> [EXTRACTED INFORMATION]
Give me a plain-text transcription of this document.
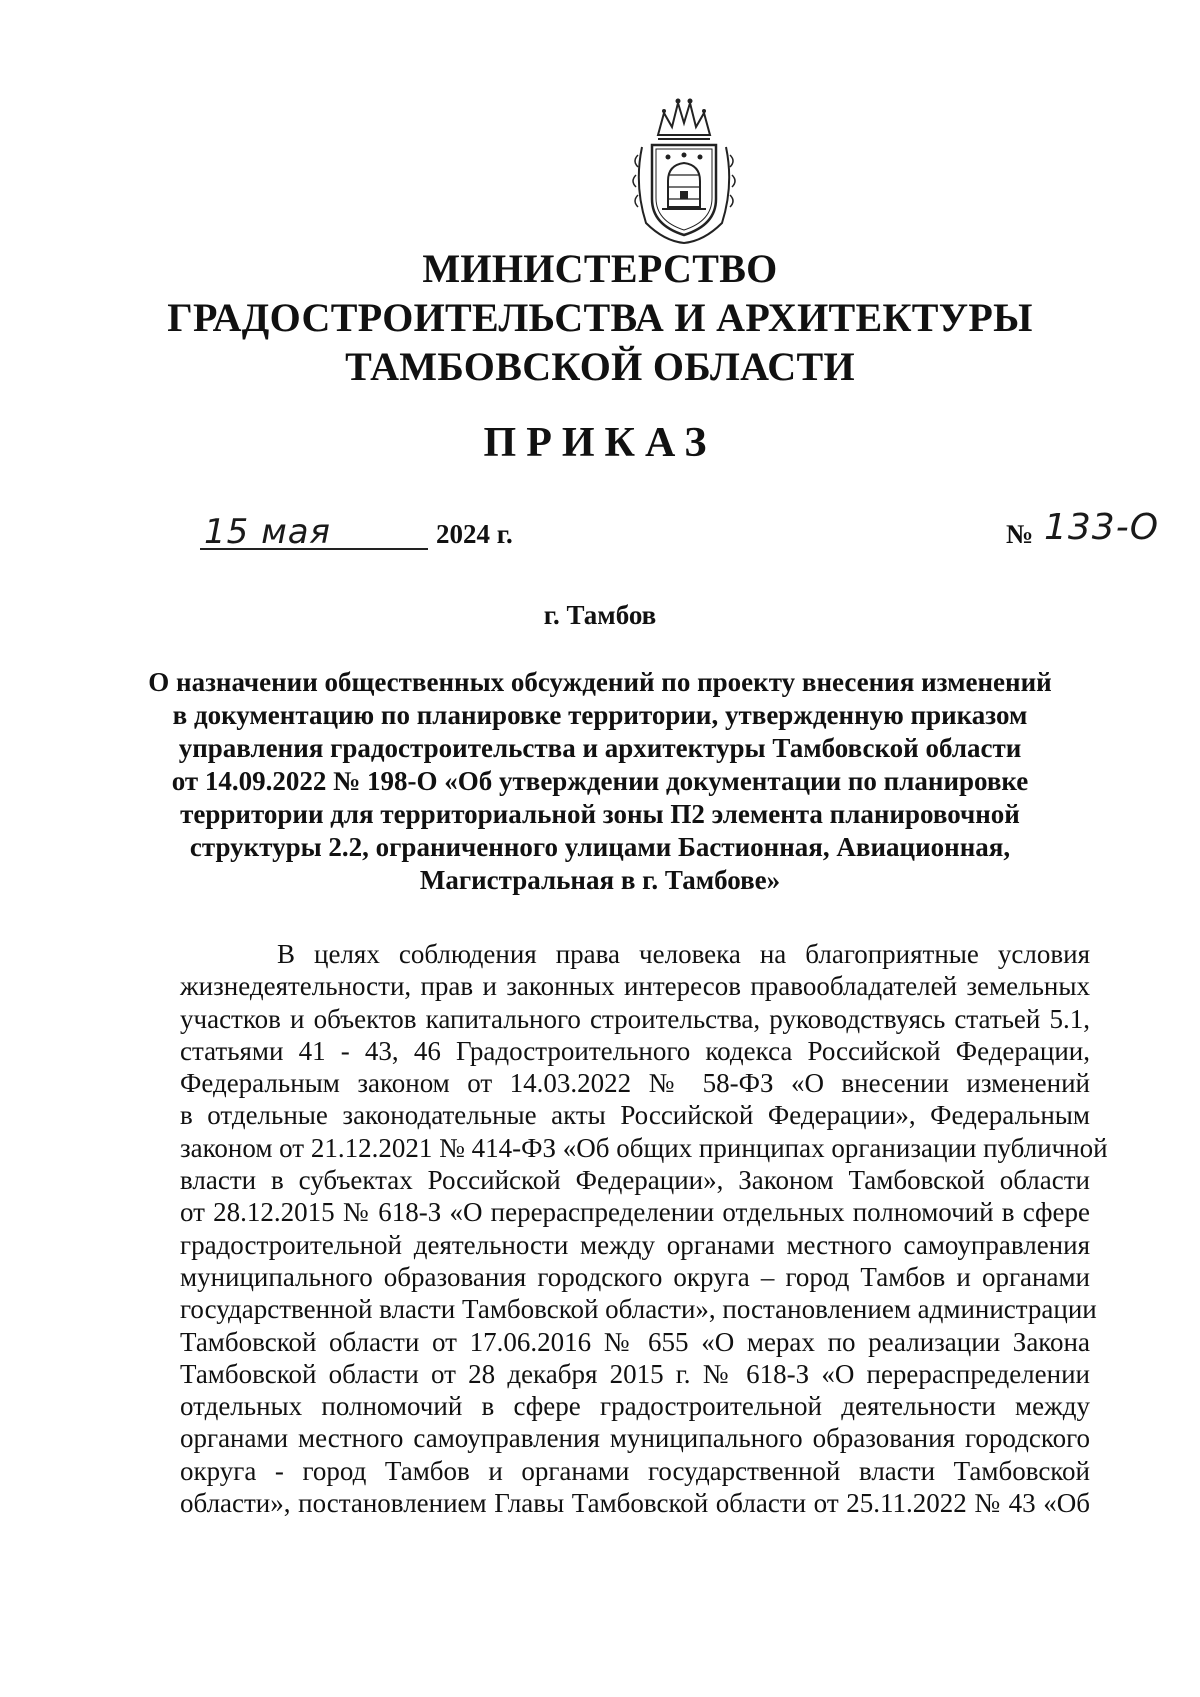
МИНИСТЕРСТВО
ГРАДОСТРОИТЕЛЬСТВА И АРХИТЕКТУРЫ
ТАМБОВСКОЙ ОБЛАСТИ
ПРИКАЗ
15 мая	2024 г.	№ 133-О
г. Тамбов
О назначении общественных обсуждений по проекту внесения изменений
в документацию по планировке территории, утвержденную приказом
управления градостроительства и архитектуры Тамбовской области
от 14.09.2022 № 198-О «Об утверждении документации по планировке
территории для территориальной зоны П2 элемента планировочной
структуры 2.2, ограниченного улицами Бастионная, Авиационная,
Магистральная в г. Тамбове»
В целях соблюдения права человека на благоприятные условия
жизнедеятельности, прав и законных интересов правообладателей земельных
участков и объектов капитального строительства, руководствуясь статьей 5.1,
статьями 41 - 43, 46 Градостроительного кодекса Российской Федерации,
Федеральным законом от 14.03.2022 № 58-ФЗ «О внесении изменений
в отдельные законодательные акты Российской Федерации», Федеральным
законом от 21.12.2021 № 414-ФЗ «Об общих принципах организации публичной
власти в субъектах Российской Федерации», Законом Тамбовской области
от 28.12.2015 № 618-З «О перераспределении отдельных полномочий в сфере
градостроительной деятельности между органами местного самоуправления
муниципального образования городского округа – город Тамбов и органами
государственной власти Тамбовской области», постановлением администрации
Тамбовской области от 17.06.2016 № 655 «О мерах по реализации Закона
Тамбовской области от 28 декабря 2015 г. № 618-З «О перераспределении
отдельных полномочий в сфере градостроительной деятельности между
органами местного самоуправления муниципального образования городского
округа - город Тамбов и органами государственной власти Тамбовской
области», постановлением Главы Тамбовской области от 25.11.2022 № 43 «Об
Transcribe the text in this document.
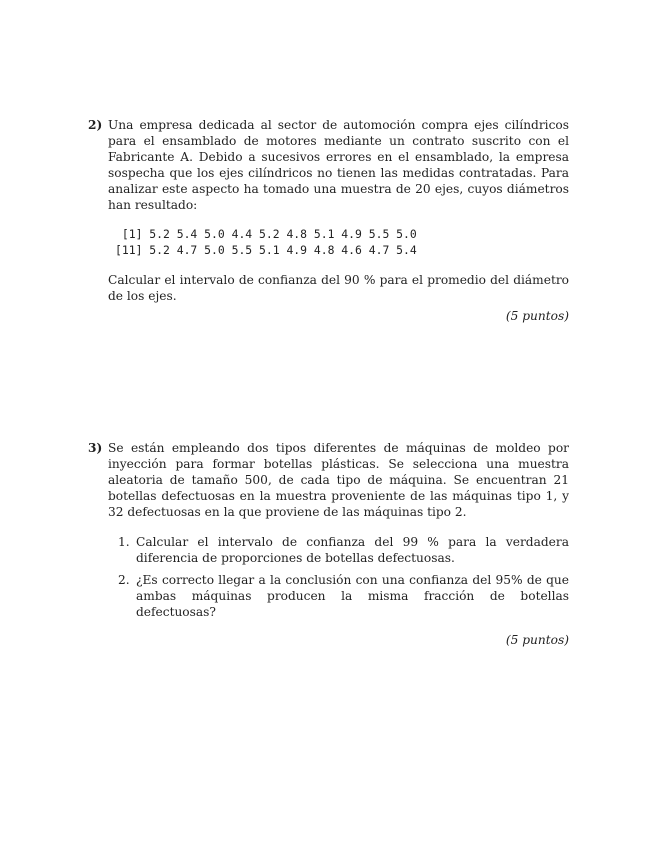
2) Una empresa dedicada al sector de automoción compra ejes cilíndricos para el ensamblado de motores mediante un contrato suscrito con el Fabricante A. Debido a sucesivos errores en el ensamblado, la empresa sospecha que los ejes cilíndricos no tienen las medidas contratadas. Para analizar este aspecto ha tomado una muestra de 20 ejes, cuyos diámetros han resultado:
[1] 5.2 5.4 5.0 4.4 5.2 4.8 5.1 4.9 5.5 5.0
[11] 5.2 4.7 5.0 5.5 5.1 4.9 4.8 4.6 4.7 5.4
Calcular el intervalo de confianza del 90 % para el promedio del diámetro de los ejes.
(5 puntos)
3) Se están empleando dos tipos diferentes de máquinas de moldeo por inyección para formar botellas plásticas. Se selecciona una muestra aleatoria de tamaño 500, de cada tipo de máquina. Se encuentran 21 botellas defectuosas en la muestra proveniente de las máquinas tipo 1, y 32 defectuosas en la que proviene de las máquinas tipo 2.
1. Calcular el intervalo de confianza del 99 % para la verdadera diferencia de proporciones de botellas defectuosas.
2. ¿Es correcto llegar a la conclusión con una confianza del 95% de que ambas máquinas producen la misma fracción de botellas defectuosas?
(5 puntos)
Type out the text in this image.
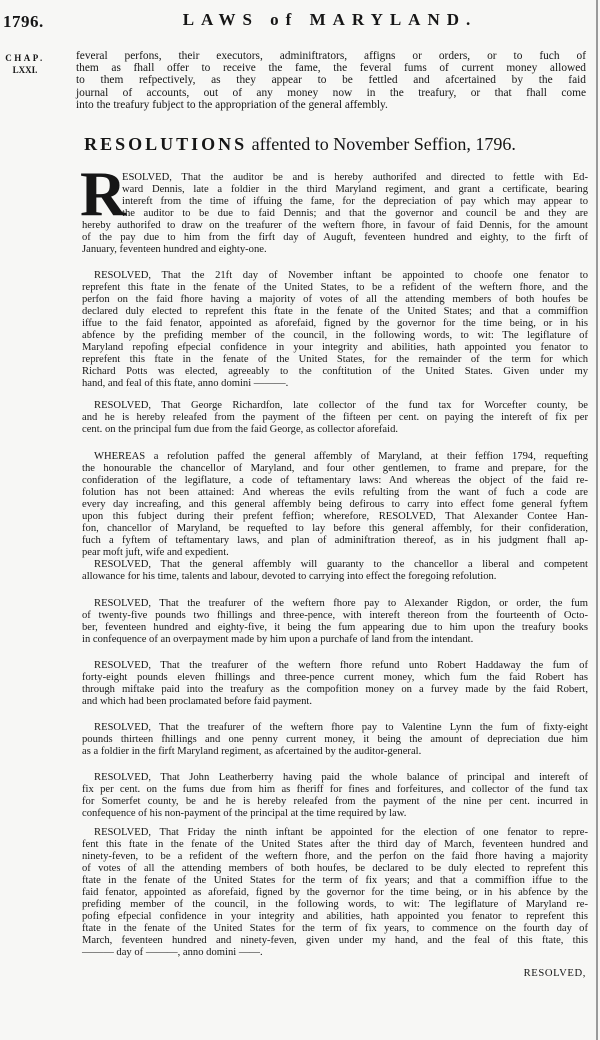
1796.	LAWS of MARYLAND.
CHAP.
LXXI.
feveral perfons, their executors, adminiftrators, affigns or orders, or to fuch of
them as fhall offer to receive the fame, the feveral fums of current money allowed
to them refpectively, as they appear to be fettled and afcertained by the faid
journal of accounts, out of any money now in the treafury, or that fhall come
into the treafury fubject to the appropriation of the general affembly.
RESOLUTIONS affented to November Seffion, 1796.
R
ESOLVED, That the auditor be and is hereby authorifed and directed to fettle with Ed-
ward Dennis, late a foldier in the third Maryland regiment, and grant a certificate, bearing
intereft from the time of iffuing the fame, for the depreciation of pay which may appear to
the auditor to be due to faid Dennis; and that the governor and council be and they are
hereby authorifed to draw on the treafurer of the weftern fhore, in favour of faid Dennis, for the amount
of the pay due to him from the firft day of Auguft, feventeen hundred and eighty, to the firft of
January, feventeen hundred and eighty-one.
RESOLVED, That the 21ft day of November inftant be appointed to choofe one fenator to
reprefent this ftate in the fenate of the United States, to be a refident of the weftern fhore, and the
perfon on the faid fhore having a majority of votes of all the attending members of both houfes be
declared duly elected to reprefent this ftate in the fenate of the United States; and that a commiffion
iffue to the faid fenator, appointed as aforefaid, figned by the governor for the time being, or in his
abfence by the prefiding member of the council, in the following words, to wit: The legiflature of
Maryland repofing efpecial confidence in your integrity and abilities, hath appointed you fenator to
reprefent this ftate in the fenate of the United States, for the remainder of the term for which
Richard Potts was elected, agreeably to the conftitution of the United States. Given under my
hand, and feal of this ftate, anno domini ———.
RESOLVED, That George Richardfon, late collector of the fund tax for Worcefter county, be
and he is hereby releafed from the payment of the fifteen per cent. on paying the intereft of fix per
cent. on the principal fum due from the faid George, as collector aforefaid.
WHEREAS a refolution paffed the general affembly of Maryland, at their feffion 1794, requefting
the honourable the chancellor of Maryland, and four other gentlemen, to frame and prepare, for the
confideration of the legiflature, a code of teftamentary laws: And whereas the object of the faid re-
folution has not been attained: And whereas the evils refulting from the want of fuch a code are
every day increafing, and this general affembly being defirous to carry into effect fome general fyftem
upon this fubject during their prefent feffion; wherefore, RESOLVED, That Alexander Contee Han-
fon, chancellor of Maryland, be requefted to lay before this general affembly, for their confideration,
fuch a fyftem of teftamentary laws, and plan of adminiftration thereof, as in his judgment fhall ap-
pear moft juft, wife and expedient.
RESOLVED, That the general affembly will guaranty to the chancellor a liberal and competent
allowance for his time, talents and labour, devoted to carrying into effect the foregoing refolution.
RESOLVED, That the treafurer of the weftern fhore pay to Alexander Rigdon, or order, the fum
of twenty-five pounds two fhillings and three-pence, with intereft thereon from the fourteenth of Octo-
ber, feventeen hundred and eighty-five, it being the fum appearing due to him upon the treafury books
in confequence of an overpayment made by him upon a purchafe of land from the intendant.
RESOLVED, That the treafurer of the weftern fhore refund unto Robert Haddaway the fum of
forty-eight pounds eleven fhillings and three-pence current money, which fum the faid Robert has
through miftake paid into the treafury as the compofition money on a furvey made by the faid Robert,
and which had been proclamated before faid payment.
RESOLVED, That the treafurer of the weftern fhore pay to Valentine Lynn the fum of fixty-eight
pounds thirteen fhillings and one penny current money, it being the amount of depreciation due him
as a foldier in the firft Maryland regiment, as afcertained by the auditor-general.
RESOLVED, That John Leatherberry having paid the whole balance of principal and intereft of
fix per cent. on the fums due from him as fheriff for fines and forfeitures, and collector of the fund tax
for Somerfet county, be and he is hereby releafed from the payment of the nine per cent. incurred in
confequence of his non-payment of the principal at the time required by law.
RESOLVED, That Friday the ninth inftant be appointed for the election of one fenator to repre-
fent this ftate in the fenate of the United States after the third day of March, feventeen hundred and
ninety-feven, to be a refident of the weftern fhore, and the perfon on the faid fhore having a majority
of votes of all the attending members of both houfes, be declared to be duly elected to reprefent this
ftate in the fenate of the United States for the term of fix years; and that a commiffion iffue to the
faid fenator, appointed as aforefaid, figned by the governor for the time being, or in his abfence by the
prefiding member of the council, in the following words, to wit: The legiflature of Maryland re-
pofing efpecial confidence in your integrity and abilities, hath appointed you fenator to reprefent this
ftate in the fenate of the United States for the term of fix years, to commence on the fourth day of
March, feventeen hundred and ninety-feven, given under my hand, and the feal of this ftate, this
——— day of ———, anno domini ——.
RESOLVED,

> [YOUR GOAL]
Filter the listing above for the string "отдельных" and copy every matching line.

> [THE RESULT]
от 28.12.2015 № 618-З «О перераспределении отдельных полномочий в сфере
отдельных полномочий в сфере градостроительной деятельности между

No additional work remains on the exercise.